• [Dataset records]

★ ★ ★ ★ ★ ★ ★

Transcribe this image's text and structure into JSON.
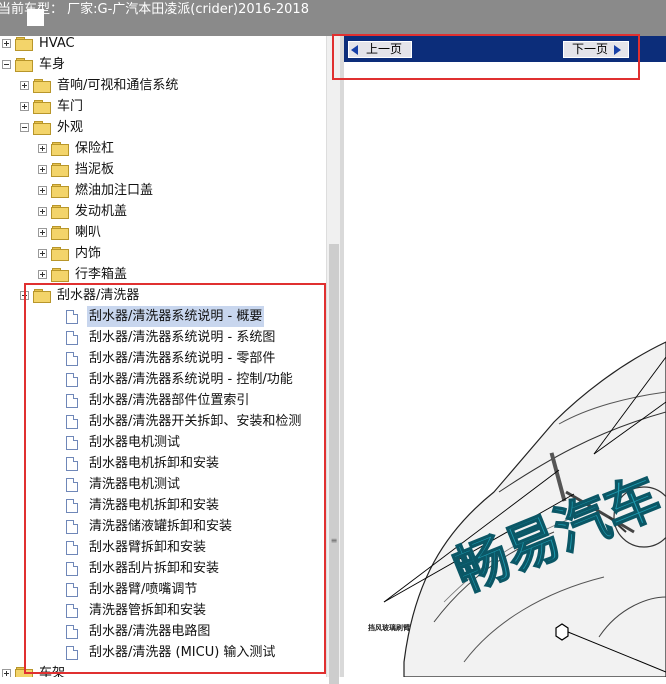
{
  "title_bar": {
    "text": "当前车型： 厂家:G-广汽本田凌派(crider)2016-2018"
  },
  "tree": {
    "nodes": [
      {
        "label": "HVAC",
        "type": "folder",
        "expander": "plus"
      },
      {
        "label": "车身",
        "type": "folder",
        "expander": "minus"
      },
      {
        "label": "音响/可视和通信系统",
        "type": "folder",
        "expander": "plus"
      },
      {
        "label": "车门",
        "type": "folder",
        "expander": "plus"
      },
      {
        "label": "外观",
        "type": "folder",
        "expander": "minus"
      },
      {
        "label": "保险杠",
        "type": "folder",
        "expander": "plus"
      },
      {
        "label": "挡泥板",
        "type": "folder",
        "expander": "plus"
      },
      {
        "label": "燃油加注口盖",
        "type": "folder",
        "expander": "plus"
      },
      {
        "label": "发动机盖",
        "type": "folder",
        "expander": "plus"
      },
      {
        "label": "喇叭",
        "type": "folder",
        "expander": "plus"
      },
      {
        "label": "内饰",
        "type": "folder",
        "expander": "plus"
      },
      {
        "label": "行李箱盖",
        "type": "folder",
        "expander": "plus"
      },
      {
        "label": "刮水器/清洗器",
        "type": "folder",
        "expander": "minus"
      },
      {
        "label": "刮水器/清洗器系统说明 - 概要",
        "type": "doc",
        "selected": true
      },
      {
        "label": "刮水器/清洗器系统说明 - 系统图",
        "type": "doc"
      },
      {
        "label": "刮水器/清洗器系统说明 - 零部件",
        "type": "doc"
      },
      {
        "label": "刮水器/清洗器系统说明 - 控制/功能",
        "type": "doc"
      },
      {
        "label": "刮水器/清洗器部件位置索引",
        "type": "doc"
      },
      {
        "label": "刮水器/清洗器开关拆卸、安装和检测",
        "type": "doc"
      },
      {
        "label": "刮水器电机测试",
        "type": "doc"
      },
      {
        "label": "刮水器电机拆卸和安装",
        "type": "doc"
      },
      {
        "label": "清洗器电机测试",
        "type": "doc"
      },
      {
        "label": "清洗器电机拆卸和安装",
        "type": "doc"
      },
      {
        "label": "清洗器储液罐拆卸和安装",
        "type": "doc"
      },
      {
        "label": "刮水器臂拆卸和安装",
        "type": "doc"
      },
      {
        "label": "刮水器刮片拆卸和安装",
        "type": "doc"
      },
      {
        "label": "刮水器臂/喷嘴调节",
        "type": "doc"
      },
      {
        "label": "清洗器管拆卸和安装",
        "type": "doc"
      },
      {
        "label": "刮水器/清洗器电路图",
        "type": "doc"
      },
      {
        "label": "刮水器/清洗器 (MICU) 输入测试",
        "type": "doc"
      },
      {
        "label": "车架",
        "type": "folder",
        "expander": "plus"
      }
    ]
  },
  "nav": {
    "prev_label": "上一页",
    "next_label": "下一页"
  },
  "diagram": {
    "watermark": "畅易汽车",
    "caption": "挡风玻璃刷臂"
  },
  "colors": {
    "navbar": "#0c2d7a",
    "highlight": "#e03030",
    "selection": "#c8d6ee",
    "titlebar": "#8a8a8a"
  }
}
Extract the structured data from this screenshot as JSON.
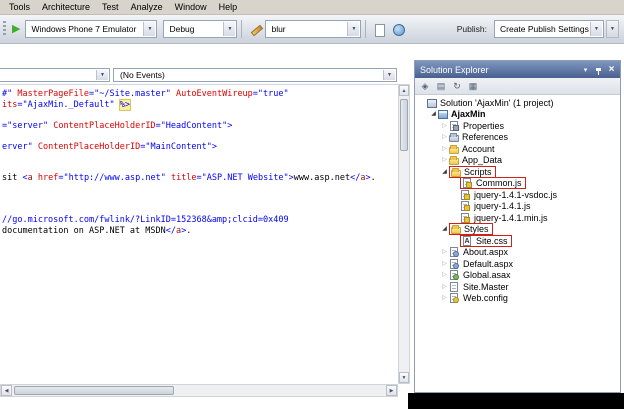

★ ★ ★ ★ ★ ★ ★

• [To be done] Using the listing above, locate the lines that hold "text" and copy each one.

• [Correct result]
Transcribe this image's text and structure into JSON.
    "text": "当前车型： 厂家:G-广汽本田凌派(crider)2016-2018"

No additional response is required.